In standard C, what can you say about the order in which the functions f1, f2, and f3 are called in the following expression? a = ( f1(23, 14) * f2(12 / 4) ) + f3();

Difficulty: Hard

Correct Answer: The C standard does not specify a fixed order; the compiler is free to evaluate the subexpressions in any order, so the function call order is unspecified

Explanation:


Introduction / Context:
This question explores the concept of unspecified order of evaluation in C. It is related to expressions that contain multiple function calls whose results are combined. Understanding this concept is essential for writing portable and predictable C code.


Given Data / Assumptions:

  • The expression is a = ( f1(23, 14) * f2(12 / 4) ) + f3();.
  • f1, f2, and f3 have no side effects that would allow you to deduce the order from context.
  • We assume standard C rules for expression evaluation.


Concept / Approach:
In C, the order of evaluation of most subexpressions is unspecified unless the standard explicitly defines it. For operators such as + and *, the standard does not guarantee whether the left operand is evaluated before the right operand. This means that a compiler is free to call f3 before or after f1 and f2, and it can evaluate f2 before f1 or vice versa, as long as the final result of the arithmetic operations is as if all subexpressions were evaluated and combined correctly.


Step-by-Step Solution:
Step 1: Identify the subexpressions: f1(23, 14), f2(12 / 4), and f3().Step 2: The multiplication and addition operators do not impose a specific evaluation order on their operands.Step 3: The compiler is allowed to evaluate f3() before the product, after the product, or interleaved in any way, provided it respects sequence points and produces a mathematically correct combination of results.Step 4: Therefore, the language standard explicitly leaves the order of calls to f1, f2, and f3 unspecified.

Saved entries.
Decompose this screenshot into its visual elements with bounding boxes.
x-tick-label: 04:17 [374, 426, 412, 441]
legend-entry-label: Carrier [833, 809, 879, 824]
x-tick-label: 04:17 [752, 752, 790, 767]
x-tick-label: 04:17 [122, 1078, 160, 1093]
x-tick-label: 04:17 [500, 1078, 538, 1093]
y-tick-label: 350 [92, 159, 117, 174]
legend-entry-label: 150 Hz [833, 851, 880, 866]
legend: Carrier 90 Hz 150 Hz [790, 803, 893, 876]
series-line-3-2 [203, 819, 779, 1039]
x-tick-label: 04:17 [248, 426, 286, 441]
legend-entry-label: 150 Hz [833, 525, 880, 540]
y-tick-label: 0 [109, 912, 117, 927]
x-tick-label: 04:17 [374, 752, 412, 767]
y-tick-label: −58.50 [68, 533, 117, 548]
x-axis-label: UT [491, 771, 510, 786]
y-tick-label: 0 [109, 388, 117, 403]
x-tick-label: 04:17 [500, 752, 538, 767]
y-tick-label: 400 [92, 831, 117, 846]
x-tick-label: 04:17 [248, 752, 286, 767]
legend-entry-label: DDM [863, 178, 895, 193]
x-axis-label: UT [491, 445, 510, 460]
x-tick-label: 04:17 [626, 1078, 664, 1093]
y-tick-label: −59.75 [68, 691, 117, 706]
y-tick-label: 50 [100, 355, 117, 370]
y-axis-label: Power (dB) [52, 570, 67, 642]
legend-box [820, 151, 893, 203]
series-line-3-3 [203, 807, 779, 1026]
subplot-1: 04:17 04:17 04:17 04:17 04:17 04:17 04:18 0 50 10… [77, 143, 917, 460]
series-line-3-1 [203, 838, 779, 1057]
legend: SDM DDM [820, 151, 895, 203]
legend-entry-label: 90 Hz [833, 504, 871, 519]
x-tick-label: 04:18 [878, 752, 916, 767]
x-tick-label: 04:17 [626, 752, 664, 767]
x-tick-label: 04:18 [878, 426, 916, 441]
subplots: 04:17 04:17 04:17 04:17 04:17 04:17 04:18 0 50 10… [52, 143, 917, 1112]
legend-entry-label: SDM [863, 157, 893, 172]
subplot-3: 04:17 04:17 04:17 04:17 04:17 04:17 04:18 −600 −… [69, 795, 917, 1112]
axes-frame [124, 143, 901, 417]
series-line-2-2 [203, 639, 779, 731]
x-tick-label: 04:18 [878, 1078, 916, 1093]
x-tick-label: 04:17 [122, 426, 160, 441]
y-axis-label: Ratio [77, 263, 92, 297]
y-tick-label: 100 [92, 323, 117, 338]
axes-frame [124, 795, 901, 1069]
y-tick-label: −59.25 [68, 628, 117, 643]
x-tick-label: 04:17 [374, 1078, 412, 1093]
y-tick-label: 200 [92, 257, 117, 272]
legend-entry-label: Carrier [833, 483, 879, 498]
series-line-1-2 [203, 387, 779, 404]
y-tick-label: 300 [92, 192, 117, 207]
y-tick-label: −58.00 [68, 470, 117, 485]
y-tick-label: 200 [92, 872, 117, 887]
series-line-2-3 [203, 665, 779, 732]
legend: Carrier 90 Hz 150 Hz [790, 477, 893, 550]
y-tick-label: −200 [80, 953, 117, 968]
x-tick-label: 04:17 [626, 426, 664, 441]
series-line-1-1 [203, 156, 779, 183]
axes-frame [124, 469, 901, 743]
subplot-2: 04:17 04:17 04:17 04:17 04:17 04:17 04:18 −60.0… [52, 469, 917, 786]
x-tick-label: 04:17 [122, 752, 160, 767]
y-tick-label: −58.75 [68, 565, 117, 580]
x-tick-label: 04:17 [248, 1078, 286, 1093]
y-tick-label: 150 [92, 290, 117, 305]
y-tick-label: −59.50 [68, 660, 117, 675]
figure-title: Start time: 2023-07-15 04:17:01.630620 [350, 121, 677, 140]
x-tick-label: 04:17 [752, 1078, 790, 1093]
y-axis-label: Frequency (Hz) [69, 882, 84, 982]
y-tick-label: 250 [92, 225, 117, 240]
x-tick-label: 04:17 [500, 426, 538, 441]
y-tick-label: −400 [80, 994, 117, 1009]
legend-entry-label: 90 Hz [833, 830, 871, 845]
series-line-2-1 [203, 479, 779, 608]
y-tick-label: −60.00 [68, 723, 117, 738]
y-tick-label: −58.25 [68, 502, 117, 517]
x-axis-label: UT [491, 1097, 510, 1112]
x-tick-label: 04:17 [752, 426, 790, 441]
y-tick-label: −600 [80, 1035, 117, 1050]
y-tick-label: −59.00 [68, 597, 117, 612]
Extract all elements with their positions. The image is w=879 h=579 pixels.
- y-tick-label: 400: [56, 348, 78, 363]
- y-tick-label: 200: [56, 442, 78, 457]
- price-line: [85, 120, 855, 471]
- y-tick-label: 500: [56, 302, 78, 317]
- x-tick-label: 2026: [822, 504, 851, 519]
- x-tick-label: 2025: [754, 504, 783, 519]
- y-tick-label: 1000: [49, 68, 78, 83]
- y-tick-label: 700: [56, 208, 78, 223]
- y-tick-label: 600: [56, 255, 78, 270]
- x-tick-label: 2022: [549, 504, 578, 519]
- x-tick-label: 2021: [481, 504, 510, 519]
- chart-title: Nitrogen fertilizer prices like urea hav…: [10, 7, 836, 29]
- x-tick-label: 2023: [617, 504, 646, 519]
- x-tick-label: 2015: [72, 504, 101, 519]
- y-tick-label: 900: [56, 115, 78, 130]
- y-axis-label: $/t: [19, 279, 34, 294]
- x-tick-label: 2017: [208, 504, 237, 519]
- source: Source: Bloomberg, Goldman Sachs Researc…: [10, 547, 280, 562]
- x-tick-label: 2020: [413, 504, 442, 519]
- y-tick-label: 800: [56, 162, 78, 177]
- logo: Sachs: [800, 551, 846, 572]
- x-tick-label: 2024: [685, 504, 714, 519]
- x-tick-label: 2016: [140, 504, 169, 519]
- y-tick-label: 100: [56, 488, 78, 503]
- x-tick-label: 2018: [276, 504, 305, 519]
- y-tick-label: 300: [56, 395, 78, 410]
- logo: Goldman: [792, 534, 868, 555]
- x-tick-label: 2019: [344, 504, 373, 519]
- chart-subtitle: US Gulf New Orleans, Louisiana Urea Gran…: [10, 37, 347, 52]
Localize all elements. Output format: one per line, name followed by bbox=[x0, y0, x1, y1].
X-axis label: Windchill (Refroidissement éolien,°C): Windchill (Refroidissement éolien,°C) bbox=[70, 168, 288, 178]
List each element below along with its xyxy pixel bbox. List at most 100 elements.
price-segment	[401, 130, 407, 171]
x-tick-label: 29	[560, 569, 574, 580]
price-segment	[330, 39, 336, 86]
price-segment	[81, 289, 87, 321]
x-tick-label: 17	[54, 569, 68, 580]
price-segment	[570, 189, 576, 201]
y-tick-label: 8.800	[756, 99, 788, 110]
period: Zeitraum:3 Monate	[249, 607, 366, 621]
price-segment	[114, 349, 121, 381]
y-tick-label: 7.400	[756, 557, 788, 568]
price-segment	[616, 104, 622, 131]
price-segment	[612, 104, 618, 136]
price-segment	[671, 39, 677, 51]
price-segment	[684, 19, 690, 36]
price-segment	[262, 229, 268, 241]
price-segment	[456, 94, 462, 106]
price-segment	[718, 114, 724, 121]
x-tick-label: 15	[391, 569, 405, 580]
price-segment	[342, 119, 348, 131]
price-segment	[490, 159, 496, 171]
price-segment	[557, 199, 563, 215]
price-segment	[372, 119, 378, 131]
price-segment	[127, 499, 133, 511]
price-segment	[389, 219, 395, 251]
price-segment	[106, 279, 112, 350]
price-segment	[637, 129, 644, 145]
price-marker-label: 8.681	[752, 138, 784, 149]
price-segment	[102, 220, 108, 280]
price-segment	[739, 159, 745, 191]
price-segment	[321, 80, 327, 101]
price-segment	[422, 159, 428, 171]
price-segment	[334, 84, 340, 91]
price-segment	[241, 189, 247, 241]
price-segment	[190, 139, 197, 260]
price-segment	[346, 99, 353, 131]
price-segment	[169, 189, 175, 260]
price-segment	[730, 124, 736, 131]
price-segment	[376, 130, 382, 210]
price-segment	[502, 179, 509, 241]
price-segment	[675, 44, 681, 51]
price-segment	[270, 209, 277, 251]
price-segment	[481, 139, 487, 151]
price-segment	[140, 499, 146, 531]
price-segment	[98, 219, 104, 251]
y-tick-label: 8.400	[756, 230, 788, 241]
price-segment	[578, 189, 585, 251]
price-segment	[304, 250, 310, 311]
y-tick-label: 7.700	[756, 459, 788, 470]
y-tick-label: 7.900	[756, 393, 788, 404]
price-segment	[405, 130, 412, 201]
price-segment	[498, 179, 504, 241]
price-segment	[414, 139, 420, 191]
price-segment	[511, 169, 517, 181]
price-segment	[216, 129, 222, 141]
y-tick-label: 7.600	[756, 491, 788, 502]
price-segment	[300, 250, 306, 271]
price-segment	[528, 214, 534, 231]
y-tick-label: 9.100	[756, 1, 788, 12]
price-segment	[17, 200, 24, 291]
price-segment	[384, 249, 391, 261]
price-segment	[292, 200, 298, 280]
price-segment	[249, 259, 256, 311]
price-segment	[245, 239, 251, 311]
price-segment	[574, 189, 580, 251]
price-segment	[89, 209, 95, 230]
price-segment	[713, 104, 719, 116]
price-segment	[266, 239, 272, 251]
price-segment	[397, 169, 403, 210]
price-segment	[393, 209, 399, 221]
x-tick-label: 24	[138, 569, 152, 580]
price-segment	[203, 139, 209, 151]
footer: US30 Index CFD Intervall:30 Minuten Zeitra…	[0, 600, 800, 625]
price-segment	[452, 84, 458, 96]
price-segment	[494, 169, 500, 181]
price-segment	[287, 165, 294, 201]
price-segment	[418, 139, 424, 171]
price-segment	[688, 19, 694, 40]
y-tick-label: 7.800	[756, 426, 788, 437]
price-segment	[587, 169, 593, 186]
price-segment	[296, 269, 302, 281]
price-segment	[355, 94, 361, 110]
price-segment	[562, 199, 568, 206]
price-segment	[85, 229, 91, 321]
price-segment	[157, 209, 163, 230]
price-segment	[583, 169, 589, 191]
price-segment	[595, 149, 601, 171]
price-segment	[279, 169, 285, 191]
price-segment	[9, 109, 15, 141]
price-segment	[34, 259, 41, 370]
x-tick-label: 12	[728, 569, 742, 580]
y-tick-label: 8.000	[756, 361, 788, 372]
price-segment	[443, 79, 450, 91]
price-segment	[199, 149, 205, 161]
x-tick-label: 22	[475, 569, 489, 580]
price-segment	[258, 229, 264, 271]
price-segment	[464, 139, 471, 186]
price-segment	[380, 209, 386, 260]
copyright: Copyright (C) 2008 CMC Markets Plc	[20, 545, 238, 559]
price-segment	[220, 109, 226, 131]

INSTRUCTIONS.
- a) Decide whether each of the statements below agrees with the text on function call order in C, answering yes or no and quoting the words of the text that settle it: (i) the compiler may call f3 before f1 and f2; (ii) for the + and * operators, the left operand is guaranteed to be evaluated before the right; (iii) the question is rated Medium in difficulty.
- b) Write the next part of the text on function call order in C, picking up after its final step.

RESPONSES PER TASK.
- a)
(i) Yes: "a compiler is free to call f3 before or after f1 and f2"
(ii) No: "the standard does not guarantee whether the left operand is evaluated before the right operand"
(iii) No: "Difficulty: Hard"

- b)
Verification / Alternative check:
If you instrument f1, f2, and f3 to print which function is called, and then compile with different compilers or optimization levels, you may observe different call orders. This experiment demonstrates that there is no guaranteed sequence.


Why Other Options Are Wrong:
Option A and option B claim specific orders, which the standard does not guarantee.Option D is misleading; while compilers can optimize code, they are not allowed to remove function calls that may have observable effects unless they can prove the calls are side effect free and unused. The question assumes ordinary functions.


Common Pitfalls:
Programmers sometimes rely on an observed evaluation order from a particular compiler. This is dangerous because another compiler or optimization flag may change the order. It is best to avoid relying on evaluation order when functions have side effects.


Final Answer:
The correct statement is The C standard does not specify a fixed order; the compiler is free to evaluate the subexpressions in any order, so the function call order is unspecified.